--- Problem to work on ---
Say how many of the lines below hold "medullary", writing the number and nothing more.

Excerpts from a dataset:
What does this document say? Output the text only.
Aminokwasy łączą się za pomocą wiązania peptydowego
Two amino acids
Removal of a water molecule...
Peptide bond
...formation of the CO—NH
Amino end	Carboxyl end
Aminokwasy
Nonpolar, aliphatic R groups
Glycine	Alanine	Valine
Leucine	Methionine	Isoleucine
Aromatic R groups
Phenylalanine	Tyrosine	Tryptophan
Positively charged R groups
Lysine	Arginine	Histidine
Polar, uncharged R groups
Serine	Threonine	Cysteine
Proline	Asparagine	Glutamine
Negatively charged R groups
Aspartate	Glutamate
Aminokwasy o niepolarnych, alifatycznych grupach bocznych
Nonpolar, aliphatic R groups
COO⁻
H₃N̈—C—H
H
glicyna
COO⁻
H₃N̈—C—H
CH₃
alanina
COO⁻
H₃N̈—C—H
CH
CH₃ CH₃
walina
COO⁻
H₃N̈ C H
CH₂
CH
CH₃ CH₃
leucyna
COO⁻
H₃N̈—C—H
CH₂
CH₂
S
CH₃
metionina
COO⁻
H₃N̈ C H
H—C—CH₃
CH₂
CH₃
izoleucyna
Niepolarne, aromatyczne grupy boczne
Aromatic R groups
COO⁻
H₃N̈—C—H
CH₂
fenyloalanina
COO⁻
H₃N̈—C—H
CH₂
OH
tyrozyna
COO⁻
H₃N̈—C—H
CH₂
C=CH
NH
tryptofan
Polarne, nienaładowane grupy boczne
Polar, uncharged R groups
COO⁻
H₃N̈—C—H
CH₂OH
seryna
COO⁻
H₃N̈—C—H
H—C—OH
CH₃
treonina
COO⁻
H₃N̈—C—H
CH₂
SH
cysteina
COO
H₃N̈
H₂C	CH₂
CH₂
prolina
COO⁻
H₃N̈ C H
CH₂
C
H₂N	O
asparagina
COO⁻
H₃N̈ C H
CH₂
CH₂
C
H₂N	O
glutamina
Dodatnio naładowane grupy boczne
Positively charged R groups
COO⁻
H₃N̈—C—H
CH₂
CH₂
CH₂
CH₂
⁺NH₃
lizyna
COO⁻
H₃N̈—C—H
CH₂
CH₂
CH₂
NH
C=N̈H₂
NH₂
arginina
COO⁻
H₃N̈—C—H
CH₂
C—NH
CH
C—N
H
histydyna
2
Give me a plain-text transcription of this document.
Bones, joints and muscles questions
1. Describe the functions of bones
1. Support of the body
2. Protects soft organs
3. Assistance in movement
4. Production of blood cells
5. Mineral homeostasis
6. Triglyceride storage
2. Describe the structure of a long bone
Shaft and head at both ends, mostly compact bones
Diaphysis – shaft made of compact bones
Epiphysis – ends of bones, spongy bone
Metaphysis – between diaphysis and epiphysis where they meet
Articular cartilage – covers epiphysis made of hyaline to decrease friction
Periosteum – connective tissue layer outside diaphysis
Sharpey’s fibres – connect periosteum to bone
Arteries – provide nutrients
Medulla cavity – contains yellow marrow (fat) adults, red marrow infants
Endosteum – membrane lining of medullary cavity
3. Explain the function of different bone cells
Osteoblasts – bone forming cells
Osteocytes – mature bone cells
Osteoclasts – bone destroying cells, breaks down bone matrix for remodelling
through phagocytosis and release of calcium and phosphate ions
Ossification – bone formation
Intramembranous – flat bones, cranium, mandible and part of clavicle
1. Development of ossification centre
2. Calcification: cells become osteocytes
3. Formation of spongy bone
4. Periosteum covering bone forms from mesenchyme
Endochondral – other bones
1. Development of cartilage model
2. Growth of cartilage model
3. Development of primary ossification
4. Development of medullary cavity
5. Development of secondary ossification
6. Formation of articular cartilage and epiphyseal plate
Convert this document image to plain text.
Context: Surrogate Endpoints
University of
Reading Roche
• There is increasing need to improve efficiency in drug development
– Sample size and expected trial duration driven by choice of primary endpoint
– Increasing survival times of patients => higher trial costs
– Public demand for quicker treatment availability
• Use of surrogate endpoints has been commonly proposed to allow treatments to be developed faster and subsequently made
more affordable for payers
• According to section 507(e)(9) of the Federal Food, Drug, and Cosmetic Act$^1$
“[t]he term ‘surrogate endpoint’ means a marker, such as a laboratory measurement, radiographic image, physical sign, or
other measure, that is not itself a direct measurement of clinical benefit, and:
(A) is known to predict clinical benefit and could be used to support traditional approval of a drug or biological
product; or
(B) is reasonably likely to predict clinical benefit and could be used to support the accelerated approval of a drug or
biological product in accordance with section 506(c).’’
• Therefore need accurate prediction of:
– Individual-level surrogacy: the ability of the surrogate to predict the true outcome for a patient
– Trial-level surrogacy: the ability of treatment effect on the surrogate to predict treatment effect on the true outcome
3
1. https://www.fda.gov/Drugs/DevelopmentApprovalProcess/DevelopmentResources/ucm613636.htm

--- Result below ---
2